_INPUT_:

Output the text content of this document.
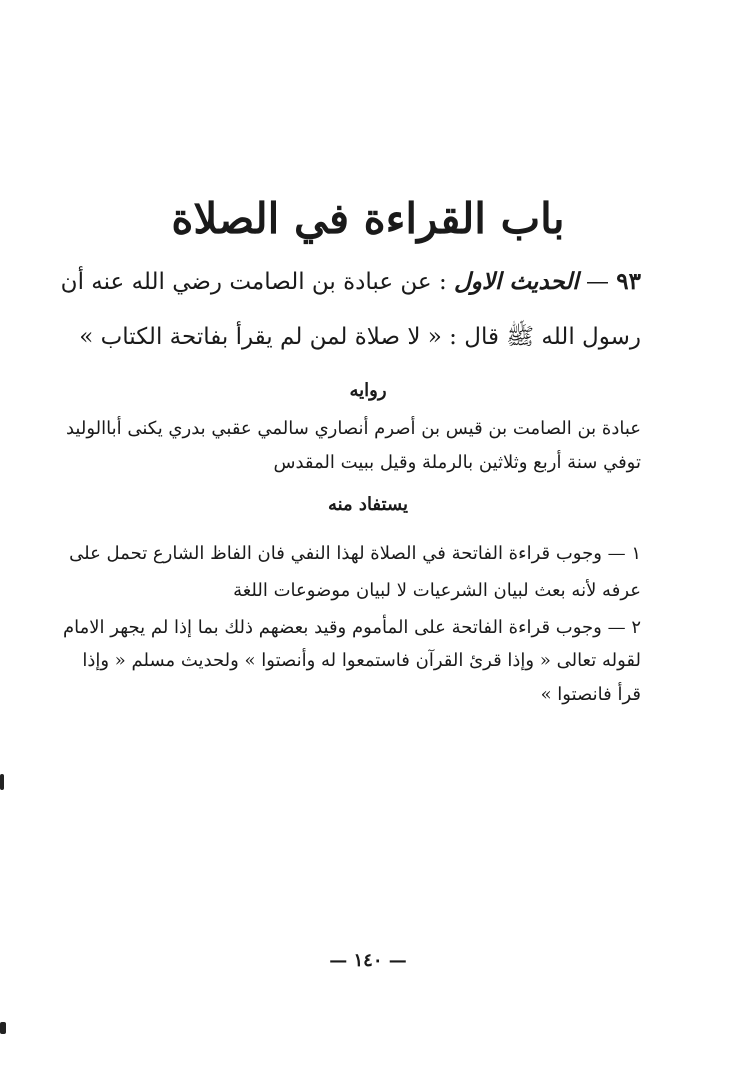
باب القراءة في الصلاة
٩٣ — الحديث الاول : عن عبادة بن الصامت رضي الله عنه أن
رسول الله ﷺ قال : « لا صلاة لمن لم يقرأ بفاتحة الكتاب »
روايه
عبادة بن الصامت بن قيس بن أصرم أنصاري سالمي عقبي بدري يكنى أباالوليد
توفي سنة أربع وثلاثين بالرملة وقيل ببيت المقدس
يستفاد منه
١ — وجوب قراءة الفاتحة في الصلاة لهذا النفي فان الفاظ الشارع تحمل على
عرفه لأنه بعث لبيان الشرعيات لا لبيان موضوعات اللغة
٢ — وجوب قراءة الفاتحة على المأموم وقيد بعضهم ذلك بما إذا لم يجهر الامام
لقوله تعالى « وإذا قرئ القرآن فاستمعوا له وأنصتوا » ولحديث مسلم « وإذا
قرأ فانصتوا »
— ١٤٠ —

_WRITTEN PROBLEM_:
Write the records out once more, exactly as they appear, with no pictures.

_OUTPUT OF THE TASK_:
Output the text content of this document.
باب القراءة في الصلاة
٩٣ — الحديث الاول : عن عبادة بن الصامت رضي الله عنه أن
رسول الله ﷺ قال : « لا صلاة لمن لم يقرأ بفاتحة الكتاب »
روايه
عبادة بن الصامت بن قيس بن أصرم أنصاري سالمي عقبي بدري يكنى أباالوليد
توفي سنة أربع وثلاثين بالرملة وقيل ببيت المقدس
يستفاد منه
١ — وجوب قراءة الفاتحة في الصلاة لهذا النفي فان الفاظ الشارع تحمل على
عرفه لأنه بعث لبيان الشرعيات لا لبيان موضوعات اللغة
٢ — وجوب قراءة الفاتحة على المأموم وقيد بعضهم ذلك بما إذا لم يجهر الامام
لقوله تعالى « وإذا قرئ القرآن فاستمعوا له وأنصتوا » ولحديث مسلم « وإذا
قرأ فانصتوا »
— ١٤٠ —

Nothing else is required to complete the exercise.